» Directive: Locate the lines that hold the string "image". Copy every such line.

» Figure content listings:

----

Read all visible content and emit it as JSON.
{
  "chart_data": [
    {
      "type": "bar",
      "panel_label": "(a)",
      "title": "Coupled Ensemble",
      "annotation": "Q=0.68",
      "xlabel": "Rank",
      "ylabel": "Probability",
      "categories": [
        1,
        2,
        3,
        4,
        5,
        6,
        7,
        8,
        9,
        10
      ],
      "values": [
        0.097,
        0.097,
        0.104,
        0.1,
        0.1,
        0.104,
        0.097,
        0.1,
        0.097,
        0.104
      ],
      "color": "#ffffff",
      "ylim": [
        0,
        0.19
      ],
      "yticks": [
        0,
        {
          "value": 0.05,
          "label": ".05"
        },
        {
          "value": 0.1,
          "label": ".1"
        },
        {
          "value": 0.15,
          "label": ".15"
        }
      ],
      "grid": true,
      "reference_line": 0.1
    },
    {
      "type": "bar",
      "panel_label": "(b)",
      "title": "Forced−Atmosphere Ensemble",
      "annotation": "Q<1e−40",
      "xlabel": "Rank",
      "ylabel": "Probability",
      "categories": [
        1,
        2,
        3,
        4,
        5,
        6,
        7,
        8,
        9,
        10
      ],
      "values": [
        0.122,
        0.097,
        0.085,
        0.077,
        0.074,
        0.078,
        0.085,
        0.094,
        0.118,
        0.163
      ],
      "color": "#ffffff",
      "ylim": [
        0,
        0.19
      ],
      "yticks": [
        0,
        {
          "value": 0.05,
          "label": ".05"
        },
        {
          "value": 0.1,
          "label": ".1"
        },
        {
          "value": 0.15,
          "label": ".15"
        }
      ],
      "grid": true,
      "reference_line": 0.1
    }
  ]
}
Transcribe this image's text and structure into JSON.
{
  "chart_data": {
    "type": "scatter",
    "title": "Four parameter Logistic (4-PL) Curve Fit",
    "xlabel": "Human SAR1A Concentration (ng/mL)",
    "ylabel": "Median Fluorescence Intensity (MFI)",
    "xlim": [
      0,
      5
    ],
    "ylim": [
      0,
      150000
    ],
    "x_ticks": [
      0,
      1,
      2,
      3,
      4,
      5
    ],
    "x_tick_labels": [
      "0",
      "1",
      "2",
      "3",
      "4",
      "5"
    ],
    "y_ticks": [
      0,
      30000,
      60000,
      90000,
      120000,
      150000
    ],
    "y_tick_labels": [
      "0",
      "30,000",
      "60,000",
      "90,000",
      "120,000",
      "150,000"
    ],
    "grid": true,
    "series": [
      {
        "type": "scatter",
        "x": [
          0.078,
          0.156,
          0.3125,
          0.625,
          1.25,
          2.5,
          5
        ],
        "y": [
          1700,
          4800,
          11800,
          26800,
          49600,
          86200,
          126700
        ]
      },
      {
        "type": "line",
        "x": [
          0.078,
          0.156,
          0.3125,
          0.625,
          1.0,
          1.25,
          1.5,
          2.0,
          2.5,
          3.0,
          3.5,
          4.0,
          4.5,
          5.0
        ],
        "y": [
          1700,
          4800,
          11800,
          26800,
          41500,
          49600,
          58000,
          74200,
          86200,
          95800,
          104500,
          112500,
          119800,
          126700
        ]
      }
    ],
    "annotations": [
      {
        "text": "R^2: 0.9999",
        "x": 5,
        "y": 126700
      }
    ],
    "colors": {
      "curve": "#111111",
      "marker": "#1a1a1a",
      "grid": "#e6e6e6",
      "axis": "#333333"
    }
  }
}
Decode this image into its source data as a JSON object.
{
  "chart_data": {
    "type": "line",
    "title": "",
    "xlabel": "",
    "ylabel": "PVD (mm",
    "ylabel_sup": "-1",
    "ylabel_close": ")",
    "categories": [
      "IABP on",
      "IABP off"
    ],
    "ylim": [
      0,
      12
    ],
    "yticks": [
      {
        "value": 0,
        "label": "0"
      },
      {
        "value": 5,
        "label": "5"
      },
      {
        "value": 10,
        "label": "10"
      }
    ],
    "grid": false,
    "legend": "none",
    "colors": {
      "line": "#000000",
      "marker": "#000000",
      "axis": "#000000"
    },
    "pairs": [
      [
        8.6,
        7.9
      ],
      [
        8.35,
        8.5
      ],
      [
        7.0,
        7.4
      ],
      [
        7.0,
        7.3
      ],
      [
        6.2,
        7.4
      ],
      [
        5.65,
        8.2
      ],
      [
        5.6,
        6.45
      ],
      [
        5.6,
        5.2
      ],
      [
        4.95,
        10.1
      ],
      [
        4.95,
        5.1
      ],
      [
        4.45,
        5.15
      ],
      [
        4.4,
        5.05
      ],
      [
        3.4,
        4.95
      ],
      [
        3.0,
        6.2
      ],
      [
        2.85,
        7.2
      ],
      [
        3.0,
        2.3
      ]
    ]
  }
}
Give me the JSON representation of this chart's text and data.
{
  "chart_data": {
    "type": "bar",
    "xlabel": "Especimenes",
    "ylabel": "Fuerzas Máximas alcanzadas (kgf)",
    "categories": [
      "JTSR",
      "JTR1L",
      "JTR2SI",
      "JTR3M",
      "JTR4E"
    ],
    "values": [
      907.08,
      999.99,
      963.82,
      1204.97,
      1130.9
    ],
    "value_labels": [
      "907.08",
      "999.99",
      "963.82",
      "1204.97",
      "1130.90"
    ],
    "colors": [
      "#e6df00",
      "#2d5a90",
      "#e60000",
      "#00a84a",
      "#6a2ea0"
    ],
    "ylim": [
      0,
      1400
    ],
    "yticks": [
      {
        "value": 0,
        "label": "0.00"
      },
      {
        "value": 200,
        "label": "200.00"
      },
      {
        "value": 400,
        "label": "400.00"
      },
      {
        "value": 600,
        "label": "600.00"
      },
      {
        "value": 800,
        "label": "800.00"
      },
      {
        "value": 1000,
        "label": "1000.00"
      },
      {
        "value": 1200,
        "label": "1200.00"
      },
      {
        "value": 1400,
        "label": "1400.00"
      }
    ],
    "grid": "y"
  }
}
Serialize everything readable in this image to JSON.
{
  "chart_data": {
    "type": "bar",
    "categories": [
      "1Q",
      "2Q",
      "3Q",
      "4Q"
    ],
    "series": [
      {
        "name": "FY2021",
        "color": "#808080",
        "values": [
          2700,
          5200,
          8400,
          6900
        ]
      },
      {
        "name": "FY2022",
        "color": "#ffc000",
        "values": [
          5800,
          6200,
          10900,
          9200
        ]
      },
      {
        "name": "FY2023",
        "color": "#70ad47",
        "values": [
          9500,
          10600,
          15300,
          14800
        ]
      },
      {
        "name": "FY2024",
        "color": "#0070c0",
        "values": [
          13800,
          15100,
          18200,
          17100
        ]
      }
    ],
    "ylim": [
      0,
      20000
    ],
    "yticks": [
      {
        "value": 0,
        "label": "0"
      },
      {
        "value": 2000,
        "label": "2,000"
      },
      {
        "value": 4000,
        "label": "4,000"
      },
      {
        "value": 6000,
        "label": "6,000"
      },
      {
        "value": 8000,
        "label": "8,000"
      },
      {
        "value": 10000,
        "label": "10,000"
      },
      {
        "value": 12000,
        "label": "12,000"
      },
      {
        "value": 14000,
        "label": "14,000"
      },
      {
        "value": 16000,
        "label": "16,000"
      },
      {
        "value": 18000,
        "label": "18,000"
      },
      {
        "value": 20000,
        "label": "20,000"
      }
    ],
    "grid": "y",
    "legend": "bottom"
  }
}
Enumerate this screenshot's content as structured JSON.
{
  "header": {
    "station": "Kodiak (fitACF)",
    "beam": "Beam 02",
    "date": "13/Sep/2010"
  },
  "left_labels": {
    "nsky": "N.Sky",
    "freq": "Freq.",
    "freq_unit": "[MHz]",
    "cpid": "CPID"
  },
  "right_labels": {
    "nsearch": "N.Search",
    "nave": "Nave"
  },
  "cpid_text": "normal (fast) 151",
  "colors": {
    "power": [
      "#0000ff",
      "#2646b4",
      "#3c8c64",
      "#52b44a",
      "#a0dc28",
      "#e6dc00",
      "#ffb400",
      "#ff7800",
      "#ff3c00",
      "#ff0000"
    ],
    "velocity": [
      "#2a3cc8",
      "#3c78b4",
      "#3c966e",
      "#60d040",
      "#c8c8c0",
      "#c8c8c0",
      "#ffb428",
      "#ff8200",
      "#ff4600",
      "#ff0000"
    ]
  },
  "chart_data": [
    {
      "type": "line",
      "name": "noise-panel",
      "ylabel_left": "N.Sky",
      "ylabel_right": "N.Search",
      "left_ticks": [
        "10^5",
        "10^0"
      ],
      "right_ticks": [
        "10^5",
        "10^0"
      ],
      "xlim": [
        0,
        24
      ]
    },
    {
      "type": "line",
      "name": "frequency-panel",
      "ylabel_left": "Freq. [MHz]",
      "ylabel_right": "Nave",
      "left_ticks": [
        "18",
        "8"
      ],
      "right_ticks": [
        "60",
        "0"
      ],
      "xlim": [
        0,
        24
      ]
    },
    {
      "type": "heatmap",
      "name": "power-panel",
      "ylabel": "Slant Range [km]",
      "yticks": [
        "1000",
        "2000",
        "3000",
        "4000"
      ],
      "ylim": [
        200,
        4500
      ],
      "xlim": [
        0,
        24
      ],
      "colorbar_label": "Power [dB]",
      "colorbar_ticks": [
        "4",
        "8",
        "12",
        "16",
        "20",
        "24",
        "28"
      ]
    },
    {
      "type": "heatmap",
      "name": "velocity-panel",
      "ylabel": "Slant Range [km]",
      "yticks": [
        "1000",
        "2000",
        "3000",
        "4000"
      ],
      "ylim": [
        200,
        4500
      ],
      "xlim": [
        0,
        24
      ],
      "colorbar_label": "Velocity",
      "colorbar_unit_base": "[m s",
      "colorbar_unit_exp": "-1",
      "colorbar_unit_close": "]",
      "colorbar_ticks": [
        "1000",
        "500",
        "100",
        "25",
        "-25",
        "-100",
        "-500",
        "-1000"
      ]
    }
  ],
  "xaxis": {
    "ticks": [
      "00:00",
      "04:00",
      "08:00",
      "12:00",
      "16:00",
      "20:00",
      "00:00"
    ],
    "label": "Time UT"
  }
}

----

» Task solution:
Transcribe this image's text and structure into JSON.
Decode this image into its source data as a JSON object.
Serialize everything readable in this image to JSON.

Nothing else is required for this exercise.